- What to work on: Return each line of the listing that contains the string "buildings".

- Input:
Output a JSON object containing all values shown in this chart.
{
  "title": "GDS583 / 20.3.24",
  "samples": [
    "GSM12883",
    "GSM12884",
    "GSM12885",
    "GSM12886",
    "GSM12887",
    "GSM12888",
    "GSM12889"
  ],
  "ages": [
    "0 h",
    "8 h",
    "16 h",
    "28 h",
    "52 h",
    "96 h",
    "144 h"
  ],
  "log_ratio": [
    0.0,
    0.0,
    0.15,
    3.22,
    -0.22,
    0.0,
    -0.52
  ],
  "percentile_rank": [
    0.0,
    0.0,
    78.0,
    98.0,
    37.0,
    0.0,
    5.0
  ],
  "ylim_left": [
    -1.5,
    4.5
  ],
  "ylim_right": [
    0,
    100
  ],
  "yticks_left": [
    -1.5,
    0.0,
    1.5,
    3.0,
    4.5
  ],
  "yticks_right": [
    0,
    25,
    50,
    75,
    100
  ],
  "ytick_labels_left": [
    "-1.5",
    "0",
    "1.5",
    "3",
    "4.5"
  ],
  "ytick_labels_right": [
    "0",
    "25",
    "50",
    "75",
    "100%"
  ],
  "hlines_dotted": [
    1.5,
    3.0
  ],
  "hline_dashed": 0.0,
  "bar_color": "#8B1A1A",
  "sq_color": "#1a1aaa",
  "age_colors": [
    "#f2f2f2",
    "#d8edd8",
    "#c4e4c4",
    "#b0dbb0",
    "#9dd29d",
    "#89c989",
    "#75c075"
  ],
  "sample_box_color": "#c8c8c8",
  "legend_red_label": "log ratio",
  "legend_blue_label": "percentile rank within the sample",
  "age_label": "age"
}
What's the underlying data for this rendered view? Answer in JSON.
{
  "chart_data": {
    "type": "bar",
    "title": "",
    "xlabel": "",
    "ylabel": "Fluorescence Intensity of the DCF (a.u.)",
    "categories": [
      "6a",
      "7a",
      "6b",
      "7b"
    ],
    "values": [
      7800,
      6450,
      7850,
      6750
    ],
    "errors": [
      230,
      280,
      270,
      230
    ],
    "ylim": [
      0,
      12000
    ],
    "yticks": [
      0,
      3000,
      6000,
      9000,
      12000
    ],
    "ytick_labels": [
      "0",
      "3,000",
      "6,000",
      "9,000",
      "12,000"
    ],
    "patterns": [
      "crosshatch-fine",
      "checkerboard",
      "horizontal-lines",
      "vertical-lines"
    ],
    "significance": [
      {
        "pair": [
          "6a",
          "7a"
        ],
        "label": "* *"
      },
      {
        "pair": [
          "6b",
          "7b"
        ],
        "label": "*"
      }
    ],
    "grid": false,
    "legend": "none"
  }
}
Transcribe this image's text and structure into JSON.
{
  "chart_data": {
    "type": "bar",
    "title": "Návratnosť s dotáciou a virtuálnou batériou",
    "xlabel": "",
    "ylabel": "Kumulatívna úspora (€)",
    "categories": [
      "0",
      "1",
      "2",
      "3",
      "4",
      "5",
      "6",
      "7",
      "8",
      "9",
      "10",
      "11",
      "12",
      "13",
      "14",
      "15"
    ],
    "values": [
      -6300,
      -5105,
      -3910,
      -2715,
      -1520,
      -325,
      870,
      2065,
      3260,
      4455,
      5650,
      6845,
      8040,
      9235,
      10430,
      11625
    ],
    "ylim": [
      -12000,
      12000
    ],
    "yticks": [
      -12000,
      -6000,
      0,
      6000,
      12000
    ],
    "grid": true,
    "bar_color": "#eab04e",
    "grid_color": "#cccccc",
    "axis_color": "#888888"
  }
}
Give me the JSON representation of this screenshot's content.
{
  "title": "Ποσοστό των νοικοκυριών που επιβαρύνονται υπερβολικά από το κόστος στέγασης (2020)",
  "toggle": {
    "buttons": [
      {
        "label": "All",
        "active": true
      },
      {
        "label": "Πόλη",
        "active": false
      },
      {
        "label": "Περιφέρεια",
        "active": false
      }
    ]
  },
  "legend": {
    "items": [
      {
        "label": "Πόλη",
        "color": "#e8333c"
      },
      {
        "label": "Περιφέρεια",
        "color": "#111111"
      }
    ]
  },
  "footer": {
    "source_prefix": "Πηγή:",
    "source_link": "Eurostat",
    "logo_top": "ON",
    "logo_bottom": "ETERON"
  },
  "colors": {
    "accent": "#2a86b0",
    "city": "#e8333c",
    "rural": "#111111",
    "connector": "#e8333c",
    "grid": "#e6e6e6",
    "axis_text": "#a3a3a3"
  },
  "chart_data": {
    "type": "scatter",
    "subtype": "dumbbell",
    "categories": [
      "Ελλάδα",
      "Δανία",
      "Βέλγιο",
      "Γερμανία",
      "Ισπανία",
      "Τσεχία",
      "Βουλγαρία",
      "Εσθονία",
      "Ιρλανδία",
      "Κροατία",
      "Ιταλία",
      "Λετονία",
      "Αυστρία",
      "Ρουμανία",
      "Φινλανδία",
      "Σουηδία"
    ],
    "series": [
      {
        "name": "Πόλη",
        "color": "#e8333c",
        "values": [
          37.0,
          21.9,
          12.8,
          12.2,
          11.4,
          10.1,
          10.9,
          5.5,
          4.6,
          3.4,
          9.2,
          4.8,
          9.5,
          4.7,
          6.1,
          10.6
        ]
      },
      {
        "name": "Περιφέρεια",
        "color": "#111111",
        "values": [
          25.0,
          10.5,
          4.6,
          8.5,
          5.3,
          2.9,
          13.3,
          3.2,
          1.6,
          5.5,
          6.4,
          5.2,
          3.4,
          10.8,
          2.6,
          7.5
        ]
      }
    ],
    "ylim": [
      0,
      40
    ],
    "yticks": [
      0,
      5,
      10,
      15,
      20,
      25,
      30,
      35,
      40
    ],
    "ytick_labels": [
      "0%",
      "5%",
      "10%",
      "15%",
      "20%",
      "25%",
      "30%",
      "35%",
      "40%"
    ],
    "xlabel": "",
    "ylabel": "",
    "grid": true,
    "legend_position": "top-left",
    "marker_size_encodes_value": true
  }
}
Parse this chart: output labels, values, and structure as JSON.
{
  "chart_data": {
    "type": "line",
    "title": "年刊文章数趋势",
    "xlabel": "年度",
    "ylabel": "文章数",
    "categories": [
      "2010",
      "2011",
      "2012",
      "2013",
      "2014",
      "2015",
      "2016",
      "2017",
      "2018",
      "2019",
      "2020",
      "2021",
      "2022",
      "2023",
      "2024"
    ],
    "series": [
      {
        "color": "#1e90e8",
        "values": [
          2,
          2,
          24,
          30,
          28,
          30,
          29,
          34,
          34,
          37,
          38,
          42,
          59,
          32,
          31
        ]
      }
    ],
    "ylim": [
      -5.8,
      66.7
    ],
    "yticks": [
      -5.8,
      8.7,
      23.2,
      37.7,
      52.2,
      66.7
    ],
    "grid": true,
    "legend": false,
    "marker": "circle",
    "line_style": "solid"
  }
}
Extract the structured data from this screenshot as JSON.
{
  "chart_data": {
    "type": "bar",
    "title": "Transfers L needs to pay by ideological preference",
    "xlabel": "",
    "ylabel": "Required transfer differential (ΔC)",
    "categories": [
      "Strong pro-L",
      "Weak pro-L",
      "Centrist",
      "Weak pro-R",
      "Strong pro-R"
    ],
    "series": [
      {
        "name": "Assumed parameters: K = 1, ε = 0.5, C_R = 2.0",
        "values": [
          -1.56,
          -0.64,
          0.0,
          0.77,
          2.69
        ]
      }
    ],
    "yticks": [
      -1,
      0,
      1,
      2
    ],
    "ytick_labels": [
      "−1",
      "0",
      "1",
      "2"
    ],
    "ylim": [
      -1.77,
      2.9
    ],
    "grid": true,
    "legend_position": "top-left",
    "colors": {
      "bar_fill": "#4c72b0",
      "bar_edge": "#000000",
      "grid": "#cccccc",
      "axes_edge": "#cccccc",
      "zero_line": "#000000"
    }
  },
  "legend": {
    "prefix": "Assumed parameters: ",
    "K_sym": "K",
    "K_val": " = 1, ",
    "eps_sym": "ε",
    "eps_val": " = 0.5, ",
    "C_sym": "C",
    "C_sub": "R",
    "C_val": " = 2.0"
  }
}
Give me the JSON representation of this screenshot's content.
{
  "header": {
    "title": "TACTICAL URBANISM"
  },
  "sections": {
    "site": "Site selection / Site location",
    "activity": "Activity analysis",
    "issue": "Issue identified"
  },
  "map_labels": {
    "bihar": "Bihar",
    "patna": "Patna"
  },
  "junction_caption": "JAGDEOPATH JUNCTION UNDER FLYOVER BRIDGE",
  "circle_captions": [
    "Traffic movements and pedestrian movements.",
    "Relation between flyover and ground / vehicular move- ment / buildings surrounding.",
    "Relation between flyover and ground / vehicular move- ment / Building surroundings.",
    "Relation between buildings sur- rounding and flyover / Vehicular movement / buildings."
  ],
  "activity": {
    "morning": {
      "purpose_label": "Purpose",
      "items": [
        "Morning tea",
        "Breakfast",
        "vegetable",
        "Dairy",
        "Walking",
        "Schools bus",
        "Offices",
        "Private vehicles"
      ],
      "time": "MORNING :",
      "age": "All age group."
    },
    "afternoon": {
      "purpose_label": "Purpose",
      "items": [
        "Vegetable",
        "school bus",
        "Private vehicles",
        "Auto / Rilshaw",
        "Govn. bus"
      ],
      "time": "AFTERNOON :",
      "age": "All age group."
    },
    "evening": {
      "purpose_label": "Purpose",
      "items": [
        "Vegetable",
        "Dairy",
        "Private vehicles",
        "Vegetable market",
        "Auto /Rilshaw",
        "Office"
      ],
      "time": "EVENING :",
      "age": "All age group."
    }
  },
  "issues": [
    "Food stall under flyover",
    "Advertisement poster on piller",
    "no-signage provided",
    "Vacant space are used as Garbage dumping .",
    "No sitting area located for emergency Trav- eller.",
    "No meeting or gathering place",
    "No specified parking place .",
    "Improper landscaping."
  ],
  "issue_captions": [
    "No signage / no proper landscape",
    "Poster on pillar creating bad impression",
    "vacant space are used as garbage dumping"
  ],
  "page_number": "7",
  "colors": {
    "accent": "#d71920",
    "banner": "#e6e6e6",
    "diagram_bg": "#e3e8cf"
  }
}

- The output:
    "Relation between flyover and ground / vehicular move- ment / buildings surrounding.",
    "Relation between buildings sur- rounding and flyover / Vehicular movement / buildings."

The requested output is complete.